┌──

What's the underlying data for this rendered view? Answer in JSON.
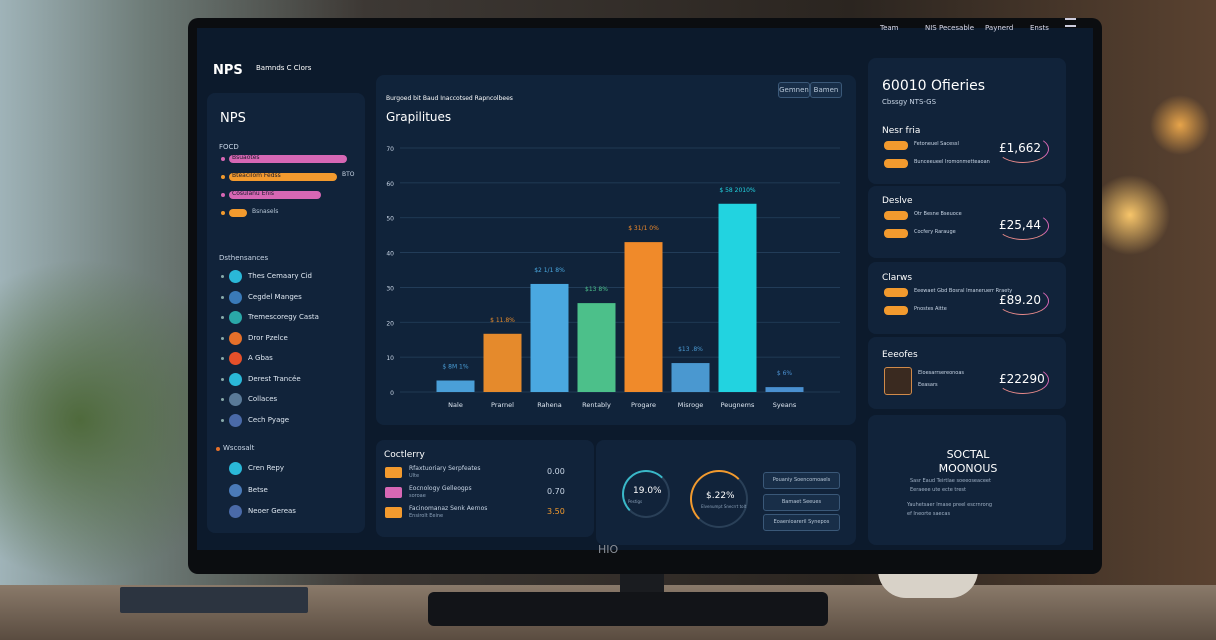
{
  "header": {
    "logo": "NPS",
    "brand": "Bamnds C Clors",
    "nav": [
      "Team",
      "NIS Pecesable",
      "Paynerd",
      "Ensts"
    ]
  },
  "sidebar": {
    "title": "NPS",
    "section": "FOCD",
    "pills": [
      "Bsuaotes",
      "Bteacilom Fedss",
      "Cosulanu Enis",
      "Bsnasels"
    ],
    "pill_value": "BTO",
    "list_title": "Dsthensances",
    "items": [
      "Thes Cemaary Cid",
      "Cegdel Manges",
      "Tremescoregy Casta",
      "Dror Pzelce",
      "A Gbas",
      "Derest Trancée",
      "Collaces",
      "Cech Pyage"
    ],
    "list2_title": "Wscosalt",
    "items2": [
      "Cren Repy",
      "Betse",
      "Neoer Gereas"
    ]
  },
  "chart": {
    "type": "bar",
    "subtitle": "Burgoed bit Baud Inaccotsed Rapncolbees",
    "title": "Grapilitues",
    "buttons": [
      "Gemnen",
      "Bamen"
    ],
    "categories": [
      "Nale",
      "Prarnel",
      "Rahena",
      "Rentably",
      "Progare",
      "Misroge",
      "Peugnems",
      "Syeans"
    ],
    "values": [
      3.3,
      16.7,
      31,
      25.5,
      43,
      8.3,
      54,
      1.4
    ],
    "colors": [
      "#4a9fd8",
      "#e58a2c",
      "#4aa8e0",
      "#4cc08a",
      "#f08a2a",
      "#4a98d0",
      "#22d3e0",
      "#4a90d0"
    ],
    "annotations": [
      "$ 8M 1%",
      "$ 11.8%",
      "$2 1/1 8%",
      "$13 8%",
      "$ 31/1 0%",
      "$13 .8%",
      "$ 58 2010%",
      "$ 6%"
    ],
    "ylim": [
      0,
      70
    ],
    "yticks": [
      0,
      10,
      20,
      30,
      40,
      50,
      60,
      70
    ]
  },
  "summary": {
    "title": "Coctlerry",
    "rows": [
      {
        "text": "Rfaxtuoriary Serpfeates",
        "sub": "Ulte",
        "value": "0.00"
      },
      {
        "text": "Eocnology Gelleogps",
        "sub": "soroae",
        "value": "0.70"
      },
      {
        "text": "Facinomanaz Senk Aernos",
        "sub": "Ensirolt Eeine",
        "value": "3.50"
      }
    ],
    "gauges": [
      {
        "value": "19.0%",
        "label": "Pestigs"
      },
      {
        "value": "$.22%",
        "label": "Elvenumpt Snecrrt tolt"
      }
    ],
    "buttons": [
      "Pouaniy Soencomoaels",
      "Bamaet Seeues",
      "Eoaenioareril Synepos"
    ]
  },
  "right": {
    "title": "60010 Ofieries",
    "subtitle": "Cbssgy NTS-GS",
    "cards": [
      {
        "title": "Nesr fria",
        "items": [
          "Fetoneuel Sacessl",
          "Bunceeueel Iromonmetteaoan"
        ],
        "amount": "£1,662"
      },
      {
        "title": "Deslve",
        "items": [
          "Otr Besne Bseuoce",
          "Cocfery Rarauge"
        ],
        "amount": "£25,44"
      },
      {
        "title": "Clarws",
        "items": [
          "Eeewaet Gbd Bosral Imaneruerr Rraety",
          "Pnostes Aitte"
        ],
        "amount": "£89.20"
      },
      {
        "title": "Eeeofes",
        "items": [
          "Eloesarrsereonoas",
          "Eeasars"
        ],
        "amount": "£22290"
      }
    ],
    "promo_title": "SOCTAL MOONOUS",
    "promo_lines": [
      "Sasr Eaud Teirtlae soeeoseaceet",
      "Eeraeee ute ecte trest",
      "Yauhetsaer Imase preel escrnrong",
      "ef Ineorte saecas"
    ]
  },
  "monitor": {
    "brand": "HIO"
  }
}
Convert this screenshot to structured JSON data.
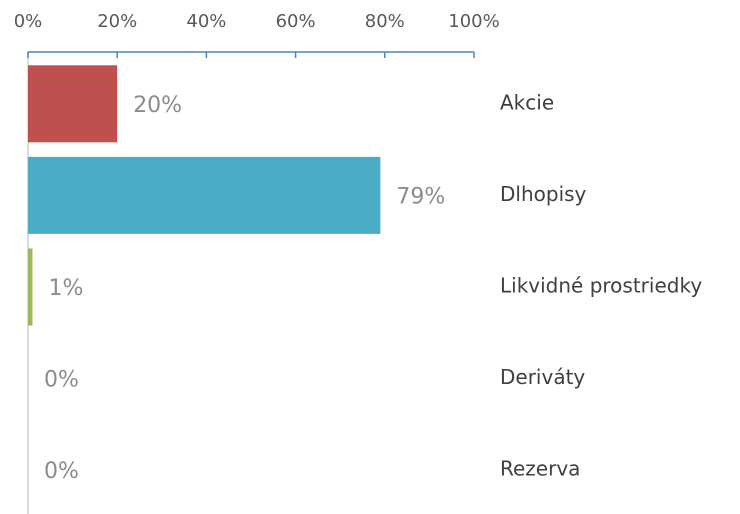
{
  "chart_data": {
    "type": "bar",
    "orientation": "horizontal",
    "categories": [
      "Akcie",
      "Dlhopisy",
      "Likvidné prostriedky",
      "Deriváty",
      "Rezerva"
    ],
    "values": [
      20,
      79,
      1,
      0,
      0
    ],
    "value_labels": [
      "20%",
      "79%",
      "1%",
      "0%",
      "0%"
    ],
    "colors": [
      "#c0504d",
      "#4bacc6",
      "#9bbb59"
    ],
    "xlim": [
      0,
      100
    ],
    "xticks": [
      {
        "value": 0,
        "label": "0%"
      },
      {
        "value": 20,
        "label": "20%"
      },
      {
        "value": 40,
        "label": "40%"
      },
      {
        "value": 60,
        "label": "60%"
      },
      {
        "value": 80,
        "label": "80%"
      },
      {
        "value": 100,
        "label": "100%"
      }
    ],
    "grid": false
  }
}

└──

Set problem: Using the listing above, show every line that includes the string "amount".

Solved exercise:
        "amount": "£1,662"
        "amount": "£25,44"
        "amount": "£89.20"
        "amount": "£22290"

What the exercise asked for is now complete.